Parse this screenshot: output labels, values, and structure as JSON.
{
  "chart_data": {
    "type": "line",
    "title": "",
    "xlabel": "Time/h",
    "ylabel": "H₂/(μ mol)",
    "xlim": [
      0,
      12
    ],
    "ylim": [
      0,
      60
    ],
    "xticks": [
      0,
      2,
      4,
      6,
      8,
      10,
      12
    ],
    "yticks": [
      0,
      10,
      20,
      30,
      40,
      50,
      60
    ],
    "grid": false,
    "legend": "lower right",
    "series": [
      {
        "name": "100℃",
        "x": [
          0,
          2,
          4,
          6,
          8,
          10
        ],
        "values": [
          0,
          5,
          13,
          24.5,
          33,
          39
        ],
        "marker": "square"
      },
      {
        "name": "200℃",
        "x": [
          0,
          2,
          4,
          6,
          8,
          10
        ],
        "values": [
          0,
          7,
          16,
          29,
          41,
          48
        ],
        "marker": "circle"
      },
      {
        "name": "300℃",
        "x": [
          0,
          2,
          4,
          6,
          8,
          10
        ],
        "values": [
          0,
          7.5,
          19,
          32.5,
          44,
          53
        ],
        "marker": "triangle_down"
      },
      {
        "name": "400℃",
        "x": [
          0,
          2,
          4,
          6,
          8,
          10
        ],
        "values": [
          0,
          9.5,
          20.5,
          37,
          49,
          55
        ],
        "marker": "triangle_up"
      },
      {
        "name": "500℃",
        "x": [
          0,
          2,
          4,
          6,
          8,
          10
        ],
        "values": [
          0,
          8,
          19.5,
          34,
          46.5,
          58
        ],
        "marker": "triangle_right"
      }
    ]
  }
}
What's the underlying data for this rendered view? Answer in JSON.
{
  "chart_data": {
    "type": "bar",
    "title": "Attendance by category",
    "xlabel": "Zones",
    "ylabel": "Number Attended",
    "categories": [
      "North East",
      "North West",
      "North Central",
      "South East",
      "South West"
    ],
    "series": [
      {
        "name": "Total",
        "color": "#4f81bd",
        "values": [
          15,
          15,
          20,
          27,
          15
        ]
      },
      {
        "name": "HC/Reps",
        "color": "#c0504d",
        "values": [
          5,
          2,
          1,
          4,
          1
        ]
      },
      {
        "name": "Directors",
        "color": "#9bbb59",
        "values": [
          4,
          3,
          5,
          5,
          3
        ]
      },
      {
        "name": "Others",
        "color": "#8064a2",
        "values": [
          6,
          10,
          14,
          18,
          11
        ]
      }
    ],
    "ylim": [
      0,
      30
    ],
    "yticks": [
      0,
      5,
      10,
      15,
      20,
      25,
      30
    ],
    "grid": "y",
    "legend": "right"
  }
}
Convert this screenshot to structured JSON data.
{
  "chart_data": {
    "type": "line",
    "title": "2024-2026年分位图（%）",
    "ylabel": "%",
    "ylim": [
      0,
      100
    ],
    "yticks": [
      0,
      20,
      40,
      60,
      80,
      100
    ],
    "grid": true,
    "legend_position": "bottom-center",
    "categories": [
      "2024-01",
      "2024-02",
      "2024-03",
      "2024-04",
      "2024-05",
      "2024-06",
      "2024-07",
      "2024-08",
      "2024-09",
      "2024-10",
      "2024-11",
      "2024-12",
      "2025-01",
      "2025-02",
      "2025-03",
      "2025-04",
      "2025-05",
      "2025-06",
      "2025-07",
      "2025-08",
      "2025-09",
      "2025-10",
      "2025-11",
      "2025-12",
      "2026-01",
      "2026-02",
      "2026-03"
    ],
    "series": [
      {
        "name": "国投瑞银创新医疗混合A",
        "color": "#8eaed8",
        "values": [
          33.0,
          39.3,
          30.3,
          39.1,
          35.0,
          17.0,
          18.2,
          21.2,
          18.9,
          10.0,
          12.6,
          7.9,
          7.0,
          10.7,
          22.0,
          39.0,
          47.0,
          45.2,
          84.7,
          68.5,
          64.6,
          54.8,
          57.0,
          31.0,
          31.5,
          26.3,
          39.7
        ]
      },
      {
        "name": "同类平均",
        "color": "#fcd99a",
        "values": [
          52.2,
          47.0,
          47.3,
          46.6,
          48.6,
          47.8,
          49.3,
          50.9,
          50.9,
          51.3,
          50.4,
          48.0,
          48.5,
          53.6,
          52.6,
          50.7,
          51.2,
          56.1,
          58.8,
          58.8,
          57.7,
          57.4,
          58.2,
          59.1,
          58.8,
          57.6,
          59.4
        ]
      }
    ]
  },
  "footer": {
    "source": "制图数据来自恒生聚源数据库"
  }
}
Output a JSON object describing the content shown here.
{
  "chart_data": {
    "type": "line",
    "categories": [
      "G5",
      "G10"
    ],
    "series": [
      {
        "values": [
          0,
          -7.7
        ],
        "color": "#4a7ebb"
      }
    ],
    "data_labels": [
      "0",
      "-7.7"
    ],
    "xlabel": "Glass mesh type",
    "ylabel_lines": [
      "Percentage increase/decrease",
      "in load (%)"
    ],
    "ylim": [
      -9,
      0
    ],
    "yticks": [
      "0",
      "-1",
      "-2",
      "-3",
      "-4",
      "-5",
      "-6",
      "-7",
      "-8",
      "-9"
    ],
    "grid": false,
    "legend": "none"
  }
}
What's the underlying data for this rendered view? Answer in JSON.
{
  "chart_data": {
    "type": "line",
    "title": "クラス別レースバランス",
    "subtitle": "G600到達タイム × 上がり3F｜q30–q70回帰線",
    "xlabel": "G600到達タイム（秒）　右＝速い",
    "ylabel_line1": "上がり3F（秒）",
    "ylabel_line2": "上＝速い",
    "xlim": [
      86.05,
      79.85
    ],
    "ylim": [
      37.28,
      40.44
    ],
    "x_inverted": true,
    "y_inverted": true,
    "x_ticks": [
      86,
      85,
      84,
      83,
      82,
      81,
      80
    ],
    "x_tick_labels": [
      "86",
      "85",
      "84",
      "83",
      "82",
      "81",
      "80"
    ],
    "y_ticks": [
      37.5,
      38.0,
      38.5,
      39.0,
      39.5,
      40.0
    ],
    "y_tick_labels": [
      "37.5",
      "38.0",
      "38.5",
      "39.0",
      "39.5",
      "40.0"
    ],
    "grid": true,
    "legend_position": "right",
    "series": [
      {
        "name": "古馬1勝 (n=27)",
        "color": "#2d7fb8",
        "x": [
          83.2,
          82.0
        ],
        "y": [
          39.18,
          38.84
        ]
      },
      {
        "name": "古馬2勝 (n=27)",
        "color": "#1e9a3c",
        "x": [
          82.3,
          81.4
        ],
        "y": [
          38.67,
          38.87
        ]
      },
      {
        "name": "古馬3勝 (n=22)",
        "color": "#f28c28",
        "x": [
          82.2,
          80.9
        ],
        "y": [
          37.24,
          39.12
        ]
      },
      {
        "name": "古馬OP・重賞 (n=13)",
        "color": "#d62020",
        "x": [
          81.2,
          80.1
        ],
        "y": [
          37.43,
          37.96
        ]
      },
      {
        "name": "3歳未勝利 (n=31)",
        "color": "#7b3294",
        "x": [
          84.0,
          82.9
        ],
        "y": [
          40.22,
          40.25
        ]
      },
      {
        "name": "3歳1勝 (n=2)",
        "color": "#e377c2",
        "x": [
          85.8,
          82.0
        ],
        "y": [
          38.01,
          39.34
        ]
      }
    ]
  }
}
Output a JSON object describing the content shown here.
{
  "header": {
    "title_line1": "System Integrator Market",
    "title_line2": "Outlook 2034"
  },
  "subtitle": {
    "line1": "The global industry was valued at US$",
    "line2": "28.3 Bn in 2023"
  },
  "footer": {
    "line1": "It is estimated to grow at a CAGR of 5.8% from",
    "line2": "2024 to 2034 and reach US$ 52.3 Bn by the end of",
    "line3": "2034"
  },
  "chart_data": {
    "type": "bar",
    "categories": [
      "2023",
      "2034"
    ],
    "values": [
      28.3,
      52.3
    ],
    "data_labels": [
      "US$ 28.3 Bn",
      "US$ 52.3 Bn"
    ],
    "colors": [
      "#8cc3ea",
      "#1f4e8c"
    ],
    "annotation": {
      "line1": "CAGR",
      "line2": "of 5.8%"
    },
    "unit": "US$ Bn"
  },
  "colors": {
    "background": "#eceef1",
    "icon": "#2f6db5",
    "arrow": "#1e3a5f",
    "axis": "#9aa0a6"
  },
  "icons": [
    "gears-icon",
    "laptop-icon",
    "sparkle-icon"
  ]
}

--- --- ---

_EXERCISE GOAL_. Return only the number of lines in the entries that contain the string "screenshot".

_REPLY TO THE TASK_. 2